Dataset entries on figures
>> Begin

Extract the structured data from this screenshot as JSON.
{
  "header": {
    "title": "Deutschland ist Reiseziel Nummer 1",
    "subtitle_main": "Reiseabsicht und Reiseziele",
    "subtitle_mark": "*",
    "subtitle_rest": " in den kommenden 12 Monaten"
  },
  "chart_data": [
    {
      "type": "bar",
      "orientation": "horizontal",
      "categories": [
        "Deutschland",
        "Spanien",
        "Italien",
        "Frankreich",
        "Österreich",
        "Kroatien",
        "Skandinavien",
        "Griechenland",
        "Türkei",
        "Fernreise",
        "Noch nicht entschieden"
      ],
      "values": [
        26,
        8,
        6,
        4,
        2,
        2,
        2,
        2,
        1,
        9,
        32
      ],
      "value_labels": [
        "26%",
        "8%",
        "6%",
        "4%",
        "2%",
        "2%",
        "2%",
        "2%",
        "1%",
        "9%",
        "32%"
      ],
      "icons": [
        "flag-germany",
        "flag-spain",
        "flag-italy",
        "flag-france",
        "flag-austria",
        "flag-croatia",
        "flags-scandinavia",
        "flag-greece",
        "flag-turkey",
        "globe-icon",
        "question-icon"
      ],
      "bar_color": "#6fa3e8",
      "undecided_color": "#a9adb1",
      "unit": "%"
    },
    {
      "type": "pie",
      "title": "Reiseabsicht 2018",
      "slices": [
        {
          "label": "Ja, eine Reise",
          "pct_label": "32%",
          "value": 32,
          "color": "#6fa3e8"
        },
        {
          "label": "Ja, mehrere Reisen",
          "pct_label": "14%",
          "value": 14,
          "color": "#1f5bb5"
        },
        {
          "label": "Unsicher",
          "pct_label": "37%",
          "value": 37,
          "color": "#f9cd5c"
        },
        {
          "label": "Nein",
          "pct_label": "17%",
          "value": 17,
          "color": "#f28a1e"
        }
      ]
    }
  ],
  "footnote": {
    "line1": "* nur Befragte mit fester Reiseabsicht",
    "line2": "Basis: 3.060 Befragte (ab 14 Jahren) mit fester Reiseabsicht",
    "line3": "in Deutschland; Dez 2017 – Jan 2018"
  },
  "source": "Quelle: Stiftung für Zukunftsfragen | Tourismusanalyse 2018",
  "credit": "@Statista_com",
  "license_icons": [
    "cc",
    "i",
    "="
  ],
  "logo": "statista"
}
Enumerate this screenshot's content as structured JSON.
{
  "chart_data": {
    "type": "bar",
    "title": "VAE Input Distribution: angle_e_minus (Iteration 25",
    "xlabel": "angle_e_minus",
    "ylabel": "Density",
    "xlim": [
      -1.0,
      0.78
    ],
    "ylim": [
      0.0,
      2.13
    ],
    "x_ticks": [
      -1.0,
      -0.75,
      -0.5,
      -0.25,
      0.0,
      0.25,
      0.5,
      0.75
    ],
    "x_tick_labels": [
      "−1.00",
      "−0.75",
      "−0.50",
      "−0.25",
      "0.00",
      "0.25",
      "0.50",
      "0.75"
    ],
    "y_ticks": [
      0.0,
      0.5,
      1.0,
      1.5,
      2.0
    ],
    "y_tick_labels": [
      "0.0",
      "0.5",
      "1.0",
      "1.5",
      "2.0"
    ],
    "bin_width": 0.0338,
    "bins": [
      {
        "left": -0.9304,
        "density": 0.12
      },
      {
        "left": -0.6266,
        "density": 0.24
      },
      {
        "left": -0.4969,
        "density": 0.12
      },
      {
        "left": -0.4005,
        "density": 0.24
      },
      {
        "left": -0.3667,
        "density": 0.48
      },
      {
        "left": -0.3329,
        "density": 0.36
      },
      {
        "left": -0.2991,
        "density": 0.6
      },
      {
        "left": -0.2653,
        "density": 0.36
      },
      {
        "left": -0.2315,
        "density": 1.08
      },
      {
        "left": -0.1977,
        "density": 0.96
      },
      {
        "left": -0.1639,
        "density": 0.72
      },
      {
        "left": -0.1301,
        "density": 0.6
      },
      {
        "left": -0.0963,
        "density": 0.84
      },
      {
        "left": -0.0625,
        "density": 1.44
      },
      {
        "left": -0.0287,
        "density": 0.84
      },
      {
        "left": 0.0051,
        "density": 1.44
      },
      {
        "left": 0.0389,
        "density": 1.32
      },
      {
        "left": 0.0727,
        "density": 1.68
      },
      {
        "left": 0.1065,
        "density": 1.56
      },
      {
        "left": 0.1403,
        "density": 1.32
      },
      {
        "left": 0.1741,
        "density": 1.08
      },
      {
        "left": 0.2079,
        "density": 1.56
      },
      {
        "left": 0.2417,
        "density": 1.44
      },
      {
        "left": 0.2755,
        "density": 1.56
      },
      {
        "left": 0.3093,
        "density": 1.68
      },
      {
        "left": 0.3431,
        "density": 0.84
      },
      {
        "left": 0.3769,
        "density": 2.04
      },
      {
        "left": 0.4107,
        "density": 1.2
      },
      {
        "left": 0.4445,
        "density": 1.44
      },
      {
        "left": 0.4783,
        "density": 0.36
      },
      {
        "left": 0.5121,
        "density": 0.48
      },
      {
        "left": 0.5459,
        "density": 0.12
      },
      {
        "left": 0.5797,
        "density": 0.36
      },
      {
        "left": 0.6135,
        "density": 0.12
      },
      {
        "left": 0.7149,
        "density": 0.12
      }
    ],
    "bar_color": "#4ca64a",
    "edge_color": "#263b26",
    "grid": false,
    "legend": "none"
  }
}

>> End

- Task requirements -
Please list every line of the records that contains "JSON".

- Output below -
Extract the structured data from this screenshot as JSON.
Enumerate this screenshot's content as structured JSON.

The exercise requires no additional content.